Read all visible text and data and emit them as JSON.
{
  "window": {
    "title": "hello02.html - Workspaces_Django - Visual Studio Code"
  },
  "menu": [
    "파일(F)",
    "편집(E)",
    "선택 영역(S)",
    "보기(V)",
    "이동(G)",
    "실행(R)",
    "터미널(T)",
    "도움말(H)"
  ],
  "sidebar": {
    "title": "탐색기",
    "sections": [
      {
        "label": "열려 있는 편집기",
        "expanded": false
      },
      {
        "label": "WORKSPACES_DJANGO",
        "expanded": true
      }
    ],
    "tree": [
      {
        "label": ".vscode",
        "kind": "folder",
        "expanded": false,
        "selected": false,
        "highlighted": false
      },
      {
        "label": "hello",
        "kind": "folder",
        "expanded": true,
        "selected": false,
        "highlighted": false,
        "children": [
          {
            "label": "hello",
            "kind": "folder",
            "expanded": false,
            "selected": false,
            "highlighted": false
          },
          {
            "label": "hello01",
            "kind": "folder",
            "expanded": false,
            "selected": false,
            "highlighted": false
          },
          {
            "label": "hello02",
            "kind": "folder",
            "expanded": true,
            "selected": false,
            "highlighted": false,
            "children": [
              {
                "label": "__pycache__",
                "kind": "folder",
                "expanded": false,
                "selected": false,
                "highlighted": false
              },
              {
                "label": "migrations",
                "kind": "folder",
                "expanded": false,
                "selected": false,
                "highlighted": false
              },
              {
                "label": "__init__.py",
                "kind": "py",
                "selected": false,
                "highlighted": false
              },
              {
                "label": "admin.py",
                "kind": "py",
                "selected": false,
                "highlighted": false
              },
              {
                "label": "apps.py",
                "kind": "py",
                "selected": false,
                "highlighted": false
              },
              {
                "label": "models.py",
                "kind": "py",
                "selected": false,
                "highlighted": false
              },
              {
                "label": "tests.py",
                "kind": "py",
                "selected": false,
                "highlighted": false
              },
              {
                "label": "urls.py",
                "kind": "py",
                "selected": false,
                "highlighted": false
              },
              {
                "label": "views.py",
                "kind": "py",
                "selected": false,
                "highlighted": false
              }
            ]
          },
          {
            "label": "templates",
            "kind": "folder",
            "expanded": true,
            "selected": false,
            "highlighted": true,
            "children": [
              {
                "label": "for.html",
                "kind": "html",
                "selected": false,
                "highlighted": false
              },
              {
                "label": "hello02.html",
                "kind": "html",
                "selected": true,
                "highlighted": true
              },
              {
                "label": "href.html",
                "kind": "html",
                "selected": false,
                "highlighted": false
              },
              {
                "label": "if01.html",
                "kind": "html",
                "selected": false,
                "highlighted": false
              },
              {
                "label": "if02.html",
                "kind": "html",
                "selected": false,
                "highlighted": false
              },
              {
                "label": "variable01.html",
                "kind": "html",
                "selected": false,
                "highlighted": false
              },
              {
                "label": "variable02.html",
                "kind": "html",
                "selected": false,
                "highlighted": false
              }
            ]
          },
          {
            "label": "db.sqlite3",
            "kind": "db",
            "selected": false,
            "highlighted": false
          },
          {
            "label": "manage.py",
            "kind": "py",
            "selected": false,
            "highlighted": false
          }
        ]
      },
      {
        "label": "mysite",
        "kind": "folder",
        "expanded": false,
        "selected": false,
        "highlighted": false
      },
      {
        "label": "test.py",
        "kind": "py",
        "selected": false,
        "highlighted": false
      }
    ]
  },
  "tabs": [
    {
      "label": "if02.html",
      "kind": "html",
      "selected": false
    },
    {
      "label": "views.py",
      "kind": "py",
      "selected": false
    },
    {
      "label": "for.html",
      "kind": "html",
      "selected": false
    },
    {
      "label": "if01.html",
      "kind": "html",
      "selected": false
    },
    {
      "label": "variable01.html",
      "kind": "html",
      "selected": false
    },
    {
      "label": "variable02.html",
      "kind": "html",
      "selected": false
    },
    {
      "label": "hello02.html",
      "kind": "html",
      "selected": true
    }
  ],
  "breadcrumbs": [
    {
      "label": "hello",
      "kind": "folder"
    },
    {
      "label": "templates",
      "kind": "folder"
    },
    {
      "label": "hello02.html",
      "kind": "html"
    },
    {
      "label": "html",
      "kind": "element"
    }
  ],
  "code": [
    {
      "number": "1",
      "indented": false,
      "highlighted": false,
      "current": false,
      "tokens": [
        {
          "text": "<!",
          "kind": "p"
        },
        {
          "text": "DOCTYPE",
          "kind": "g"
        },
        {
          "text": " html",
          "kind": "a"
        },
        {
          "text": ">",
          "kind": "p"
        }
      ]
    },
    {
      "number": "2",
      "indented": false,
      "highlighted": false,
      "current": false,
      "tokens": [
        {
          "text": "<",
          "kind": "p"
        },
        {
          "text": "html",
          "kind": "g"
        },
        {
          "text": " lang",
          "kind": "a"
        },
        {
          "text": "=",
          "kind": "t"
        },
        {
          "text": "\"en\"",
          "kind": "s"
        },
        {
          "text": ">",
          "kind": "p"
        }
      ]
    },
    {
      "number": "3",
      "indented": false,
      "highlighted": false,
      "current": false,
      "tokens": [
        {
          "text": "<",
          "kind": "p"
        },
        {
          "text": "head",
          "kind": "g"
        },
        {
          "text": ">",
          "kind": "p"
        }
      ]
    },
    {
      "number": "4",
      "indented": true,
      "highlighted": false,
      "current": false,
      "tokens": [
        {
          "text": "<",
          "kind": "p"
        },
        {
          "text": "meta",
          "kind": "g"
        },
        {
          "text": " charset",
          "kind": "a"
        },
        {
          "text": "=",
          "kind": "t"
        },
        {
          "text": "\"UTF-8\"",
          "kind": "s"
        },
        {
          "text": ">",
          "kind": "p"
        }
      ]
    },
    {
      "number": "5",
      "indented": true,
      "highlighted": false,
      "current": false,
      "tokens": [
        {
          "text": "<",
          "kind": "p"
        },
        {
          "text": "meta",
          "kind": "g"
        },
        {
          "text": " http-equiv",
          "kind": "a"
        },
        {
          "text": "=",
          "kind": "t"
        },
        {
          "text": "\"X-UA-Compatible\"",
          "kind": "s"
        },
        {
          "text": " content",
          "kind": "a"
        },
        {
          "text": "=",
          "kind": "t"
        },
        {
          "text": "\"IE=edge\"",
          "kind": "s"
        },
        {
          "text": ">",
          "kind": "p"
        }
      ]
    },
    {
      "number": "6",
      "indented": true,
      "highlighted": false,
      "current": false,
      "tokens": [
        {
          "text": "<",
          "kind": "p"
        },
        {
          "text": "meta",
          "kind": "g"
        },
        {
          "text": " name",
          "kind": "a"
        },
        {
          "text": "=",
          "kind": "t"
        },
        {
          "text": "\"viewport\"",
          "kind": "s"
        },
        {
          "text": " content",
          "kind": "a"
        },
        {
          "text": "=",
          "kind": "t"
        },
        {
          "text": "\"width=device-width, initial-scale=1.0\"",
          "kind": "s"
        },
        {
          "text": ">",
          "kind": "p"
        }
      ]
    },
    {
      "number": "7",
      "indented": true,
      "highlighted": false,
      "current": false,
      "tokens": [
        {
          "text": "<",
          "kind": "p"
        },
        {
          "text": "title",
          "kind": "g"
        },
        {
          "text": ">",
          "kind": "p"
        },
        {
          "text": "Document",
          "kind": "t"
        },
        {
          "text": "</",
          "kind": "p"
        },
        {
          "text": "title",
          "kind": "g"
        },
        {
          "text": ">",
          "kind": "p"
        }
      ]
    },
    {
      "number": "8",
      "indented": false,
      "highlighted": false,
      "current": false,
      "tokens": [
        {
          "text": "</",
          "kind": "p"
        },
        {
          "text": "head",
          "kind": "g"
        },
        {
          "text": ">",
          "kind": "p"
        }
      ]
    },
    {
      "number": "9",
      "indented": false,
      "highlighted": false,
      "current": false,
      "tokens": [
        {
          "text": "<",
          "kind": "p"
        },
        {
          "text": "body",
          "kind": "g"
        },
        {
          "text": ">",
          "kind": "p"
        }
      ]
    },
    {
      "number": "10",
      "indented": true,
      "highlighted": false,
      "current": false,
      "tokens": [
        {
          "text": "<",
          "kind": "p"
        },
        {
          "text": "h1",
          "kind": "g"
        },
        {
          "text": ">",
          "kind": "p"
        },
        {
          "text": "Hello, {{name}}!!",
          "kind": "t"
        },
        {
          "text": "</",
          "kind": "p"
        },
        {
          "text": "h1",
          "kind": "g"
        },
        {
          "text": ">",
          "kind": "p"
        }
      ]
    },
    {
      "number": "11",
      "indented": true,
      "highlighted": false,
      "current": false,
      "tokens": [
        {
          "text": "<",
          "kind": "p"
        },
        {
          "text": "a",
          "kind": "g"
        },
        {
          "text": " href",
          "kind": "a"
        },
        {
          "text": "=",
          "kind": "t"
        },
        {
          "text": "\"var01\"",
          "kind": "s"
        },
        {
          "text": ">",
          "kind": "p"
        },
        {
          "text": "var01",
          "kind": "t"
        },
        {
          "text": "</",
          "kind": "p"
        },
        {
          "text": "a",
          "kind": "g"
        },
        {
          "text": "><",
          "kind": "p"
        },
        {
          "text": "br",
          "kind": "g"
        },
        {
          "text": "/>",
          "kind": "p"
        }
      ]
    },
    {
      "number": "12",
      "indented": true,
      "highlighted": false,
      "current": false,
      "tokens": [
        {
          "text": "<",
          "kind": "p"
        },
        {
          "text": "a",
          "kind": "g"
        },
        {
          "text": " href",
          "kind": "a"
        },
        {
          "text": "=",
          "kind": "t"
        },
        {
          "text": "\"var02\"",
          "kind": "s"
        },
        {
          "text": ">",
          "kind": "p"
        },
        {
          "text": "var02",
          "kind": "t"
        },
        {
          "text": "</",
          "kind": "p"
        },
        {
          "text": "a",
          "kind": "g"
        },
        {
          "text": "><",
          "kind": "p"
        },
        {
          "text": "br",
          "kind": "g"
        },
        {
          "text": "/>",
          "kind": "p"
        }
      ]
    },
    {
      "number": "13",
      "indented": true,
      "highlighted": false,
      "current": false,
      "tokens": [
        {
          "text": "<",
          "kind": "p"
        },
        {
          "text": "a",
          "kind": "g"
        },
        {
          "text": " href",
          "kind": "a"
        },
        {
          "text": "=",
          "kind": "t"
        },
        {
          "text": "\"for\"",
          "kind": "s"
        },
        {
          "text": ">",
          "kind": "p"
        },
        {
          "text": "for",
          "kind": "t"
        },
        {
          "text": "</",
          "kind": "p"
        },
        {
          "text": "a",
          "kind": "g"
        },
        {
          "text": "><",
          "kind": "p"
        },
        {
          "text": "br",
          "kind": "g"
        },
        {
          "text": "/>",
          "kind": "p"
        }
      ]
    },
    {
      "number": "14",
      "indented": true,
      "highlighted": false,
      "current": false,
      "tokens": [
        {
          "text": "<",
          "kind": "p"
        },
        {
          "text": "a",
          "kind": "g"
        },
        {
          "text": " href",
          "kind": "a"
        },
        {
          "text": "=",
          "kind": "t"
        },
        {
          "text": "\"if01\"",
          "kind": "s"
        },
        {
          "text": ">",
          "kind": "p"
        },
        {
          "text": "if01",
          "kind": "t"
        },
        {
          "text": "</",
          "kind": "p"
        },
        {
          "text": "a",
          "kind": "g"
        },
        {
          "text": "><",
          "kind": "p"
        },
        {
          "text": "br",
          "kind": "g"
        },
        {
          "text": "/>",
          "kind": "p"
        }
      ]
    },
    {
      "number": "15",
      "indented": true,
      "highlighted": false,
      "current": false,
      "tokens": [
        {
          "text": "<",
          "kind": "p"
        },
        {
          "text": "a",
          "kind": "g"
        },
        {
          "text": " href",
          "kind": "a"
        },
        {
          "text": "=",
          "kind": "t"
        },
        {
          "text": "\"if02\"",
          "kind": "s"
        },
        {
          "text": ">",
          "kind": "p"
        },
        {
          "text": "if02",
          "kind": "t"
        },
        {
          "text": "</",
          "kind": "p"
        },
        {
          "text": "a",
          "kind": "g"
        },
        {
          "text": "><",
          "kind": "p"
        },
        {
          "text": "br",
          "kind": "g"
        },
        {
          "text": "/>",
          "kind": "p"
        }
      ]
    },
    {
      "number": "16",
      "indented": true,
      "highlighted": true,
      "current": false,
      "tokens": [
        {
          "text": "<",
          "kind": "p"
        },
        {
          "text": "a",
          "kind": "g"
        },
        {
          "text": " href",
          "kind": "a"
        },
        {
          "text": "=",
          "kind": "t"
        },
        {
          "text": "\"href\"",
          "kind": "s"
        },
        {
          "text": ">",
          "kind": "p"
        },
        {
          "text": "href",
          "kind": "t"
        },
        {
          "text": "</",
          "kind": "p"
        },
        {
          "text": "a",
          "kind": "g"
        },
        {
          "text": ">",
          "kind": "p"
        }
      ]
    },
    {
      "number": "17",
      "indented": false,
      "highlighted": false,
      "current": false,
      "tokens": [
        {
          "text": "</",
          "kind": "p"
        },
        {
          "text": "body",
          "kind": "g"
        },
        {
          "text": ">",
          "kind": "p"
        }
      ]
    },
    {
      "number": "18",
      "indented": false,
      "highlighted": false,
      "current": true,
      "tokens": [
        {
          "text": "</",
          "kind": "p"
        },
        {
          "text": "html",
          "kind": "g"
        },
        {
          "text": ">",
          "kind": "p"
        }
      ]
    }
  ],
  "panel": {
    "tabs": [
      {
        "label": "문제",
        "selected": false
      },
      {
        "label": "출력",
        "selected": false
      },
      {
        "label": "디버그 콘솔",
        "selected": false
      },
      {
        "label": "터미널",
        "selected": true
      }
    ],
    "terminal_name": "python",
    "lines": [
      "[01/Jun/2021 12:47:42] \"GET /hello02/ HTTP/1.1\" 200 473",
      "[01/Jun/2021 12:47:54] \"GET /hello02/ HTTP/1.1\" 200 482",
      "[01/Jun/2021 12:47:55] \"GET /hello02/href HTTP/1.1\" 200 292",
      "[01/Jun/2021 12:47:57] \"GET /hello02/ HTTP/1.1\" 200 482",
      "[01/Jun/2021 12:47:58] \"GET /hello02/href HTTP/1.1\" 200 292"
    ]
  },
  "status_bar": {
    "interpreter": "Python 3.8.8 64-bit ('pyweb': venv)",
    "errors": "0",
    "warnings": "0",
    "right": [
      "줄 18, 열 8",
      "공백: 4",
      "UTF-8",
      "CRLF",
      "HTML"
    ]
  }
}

Work to be completed – Pull out every line of the entries that includes the word "title".

Reply –
    "title": "hello02.html - Workspaces_Django - Visual Studio Code"
    "title": "탐색기",
          "text": "title",
          "text": "title",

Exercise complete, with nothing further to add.